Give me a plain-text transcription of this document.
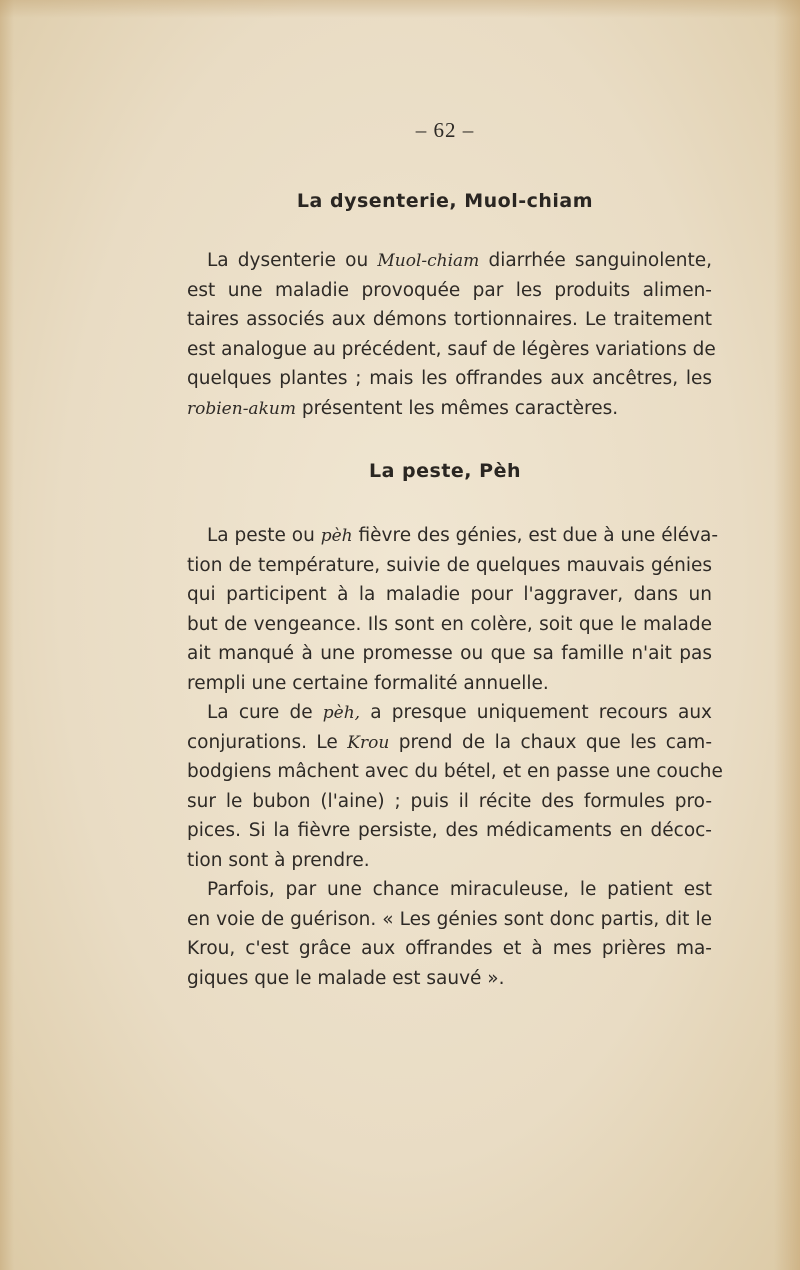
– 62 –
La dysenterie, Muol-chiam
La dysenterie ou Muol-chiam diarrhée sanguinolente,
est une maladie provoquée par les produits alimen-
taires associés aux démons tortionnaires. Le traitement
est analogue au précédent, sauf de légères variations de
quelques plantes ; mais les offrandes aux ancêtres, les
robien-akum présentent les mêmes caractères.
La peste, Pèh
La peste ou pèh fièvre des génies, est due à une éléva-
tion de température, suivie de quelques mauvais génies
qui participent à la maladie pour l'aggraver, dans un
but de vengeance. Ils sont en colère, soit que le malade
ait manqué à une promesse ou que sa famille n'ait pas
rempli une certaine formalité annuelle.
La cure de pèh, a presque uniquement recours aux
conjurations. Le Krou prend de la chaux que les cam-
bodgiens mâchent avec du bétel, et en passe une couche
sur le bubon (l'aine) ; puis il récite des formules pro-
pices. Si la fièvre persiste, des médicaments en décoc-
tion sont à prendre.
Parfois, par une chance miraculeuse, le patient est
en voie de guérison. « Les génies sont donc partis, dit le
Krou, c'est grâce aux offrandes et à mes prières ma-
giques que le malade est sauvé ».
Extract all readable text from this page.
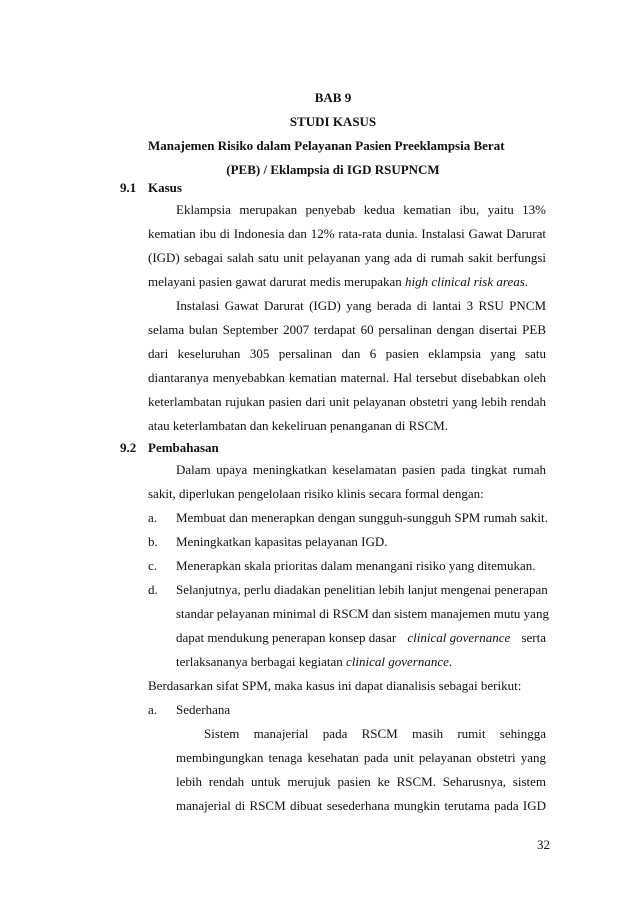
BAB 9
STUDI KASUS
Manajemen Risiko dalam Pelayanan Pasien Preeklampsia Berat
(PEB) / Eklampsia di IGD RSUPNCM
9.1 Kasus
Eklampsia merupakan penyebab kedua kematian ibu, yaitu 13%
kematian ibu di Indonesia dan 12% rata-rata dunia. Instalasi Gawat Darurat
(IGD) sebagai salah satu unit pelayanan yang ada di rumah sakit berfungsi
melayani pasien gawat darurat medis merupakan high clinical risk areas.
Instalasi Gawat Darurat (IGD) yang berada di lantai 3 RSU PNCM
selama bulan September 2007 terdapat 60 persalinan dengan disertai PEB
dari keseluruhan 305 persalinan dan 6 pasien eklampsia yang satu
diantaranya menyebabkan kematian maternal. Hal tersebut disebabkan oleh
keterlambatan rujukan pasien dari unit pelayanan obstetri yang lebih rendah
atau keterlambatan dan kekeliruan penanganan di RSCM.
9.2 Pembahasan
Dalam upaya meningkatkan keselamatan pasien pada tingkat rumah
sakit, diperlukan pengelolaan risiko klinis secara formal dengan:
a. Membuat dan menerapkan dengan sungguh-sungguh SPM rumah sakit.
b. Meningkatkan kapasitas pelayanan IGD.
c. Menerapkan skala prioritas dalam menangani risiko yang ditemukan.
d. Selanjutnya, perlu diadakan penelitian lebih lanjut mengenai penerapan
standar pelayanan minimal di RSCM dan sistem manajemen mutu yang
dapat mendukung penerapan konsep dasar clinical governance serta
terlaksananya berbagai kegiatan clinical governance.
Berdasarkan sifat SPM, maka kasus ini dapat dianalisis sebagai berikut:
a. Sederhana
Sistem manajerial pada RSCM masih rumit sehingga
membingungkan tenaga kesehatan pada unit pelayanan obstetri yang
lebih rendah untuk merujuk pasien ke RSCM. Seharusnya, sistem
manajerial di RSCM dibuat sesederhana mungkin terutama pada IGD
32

▬▬▬

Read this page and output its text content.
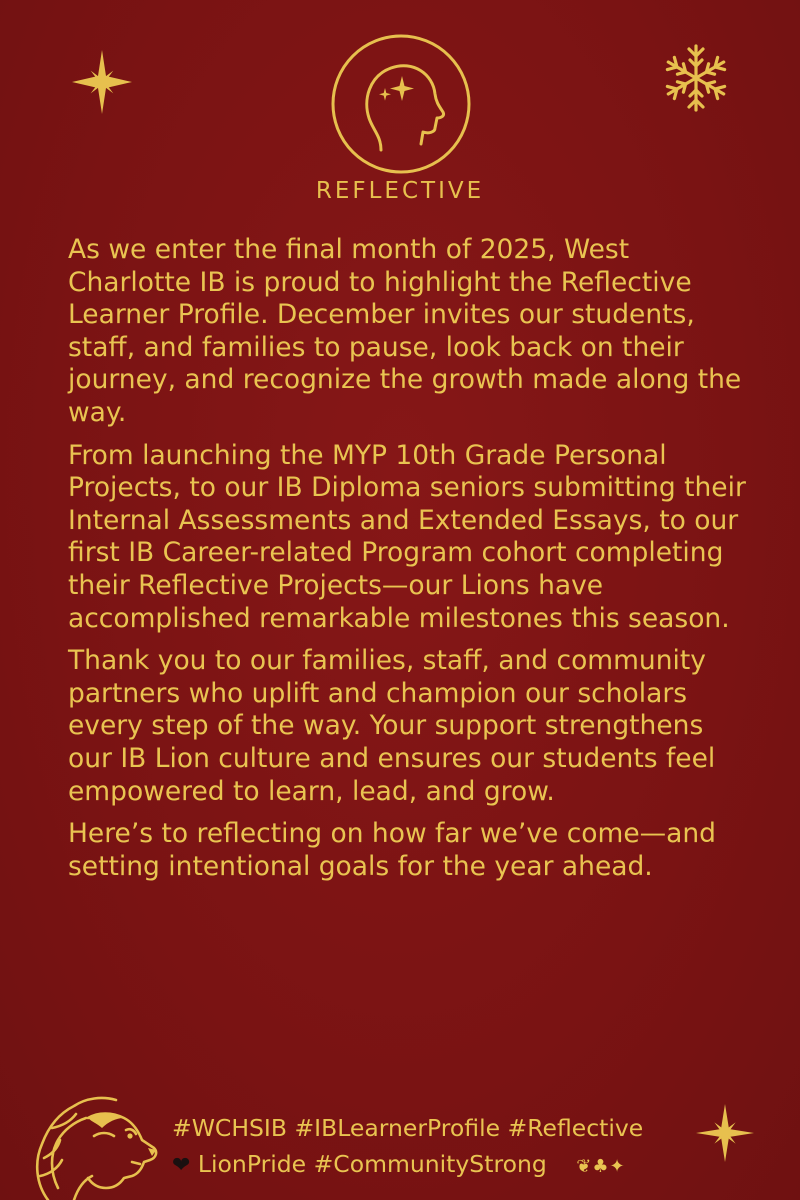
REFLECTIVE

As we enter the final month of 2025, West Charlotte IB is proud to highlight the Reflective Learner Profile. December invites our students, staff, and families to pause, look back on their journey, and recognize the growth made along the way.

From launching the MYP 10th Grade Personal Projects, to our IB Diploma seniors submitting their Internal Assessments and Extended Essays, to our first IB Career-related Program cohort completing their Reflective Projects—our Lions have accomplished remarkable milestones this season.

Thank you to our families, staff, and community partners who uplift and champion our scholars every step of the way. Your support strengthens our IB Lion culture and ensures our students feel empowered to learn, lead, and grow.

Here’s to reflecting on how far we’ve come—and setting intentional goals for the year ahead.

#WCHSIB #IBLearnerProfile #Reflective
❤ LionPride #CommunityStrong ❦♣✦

▬▬▬

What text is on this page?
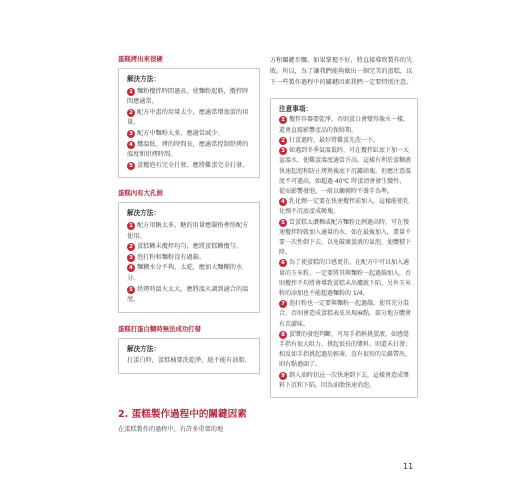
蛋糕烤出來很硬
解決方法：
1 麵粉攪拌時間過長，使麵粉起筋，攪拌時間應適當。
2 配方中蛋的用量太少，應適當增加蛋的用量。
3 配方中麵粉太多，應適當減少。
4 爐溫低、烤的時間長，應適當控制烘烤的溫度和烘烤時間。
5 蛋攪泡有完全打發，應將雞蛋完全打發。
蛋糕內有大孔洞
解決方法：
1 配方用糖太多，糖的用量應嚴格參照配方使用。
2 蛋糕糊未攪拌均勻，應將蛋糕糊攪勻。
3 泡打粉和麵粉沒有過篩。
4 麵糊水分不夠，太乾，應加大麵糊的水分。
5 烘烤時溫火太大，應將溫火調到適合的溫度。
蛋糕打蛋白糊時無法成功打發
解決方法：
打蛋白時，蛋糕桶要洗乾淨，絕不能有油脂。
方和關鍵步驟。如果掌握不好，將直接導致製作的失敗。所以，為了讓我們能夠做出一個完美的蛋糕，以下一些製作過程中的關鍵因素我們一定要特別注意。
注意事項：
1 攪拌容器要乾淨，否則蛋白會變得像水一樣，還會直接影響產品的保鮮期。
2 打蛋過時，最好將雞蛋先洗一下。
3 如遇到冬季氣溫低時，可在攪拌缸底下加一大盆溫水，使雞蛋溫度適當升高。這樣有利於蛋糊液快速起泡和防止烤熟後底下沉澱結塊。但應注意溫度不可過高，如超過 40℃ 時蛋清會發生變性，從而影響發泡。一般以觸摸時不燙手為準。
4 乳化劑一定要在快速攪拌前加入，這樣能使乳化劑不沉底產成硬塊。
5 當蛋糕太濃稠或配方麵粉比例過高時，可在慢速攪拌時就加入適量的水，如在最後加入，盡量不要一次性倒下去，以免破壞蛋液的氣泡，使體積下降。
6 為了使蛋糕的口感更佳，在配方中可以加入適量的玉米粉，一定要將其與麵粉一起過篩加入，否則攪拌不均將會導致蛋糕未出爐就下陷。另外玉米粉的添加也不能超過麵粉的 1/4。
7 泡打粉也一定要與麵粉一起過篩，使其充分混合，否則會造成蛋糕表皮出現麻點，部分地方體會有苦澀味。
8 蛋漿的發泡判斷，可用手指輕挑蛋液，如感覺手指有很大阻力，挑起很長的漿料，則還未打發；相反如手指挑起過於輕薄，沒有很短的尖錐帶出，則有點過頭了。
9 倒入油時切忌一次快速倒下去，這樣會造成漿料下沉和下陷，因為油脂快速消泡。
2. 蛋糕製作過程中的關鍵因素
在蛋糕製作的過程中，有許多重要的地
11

▬▬▬

**To do**
Each line above that includes "génies" should be shown.

**Solution to this task**
La peste ou pèh fièvre des génies, est due à une éléva-
tion de température, suivie de quelques mauvais génies
en voie de guérison. « Les génies sont donc partis, dit le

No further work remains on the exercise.